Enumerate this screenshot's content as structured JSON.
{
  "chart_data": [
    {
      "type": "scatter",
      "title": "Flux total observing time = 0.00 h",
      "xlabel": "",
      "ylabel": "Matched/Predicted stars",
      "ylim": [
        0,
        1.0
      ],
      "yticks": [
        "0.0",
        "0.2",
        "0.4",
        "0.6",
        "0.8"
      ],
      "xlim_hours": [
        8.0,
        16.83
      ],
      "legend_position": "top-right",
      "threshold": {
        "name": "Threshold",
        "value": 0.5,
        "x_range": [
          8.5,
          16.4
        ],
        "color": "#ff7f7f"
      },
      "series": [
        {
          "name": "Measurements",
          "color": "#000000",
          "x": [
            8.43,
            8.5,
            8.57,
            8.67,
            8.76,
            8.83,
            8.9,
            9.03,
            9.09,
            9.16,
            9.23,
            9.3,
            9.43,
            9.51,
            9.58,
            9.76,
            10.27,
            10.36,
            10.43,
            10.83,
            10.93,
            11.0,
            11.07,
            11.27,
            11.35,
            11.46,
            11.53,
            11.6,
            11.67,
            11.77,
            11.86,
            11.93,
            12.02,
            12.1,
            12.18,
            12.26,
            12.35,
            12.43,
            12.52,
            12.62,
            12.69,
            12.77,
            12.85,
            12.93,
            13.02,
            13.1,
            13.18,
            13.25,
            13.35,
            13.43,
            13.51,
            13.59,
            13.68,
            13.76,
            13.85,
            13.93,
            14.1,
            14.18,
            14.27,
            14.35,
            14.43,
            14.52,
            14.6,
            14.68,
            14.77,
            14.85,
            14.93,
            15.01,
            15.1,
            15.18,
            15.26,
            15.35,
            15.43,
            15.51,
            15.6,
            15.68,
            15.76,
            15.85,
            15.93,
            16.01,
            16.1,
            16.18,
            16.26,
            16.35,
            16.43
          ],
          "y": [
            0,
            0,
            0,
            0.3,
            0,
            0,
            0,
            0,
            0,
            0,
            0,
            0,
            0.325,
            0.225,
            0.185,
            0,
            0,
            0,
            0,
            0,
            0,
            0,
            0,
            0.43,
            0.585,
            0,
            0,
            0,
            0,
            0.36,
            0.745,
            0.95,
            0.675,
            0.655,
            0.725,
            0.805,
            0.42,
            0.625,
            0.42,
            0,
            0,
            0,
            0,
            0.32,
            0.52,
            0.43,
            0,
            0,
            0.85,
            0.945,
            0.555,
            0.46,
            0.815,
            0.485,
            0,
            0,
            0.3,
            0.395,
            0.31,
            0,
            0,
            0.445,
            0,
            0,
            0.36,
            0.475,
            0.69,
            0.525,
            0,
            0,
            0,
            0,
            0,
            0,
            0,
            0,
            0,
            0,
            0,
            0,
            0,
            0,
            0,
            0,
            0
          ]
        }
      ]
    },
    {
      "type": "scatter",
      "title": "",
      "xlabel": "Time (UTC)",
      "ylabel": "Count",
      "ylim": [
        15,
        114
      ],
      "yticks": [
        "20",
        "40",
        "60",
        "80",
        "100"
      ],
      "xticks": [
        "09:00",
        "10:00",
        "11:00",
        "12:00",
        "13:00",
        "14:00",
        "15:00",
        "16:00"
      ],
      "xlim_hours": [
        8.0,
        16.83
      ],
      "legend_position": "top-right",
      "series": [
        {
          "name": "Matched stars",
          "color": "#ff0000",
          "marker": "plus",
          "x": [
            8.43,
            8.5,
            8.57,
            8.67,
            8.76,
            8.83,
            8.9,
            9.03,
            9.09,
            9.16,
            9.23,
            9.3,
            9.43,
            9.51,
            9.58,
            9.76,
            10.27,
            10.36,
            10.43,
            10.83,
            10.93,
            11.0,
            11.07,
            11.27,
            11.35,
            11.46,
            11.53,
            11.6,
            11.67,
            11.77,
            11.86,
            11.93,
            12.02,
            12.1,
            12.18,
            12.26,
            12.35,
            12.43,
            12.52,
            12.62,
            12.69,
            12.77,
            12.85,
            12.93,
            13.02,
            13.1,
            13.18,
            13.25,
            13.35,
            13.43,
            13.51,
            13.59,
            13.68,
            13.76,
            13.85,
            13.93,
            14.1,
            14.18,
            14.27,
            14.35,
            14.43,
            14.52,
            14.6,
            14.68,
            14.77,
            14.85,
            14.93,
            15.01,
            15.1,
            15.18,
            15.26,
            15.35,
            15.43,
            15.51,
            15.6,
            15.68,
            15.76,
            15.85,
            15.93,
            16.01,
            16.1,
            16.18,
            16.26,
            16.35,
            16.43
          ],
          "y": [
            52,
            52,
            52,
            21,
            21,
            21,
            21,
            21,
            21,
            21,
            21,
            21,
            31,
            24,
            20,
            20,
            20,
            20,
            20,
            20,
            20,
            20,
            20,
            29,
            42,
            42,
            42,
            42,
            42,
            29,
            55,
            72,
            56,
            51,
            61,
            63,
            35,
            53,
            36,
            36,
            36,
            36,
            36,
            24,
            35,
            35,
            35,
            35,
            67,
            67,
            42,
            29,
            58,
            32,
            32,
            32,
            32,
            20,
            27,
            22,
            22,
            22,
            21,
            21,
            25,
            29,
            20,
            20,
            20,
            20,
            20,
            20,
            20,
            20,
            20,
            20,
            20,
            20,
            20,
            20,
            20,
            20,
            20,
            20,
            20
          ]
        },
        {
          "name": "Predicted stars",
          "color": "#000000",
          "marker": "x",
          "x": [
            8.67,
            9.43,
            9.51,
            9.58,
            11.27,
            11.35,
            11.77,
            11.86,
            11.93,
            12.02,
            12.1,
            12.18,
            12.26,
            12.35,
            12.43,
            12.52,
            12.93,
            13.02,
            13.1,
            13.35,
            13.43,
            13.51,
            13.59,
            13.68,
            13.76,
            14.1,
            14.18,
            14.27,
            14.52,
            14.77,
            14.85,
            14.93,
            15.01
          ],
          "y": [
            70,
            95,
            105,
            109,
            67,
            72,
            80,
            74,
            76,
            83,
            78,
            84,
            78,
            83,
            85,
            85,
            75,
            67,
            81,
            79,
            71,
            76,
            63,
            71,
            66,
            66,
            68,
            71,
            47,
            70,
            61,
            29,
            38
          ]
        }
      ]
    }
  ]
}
--- --- ---
Among the entries above, identify all lines with "color" and copy them.

        "color": "#ff7f7f"
          "color": "#000000",
          "color": "#ff0000",
          "color": "#000000",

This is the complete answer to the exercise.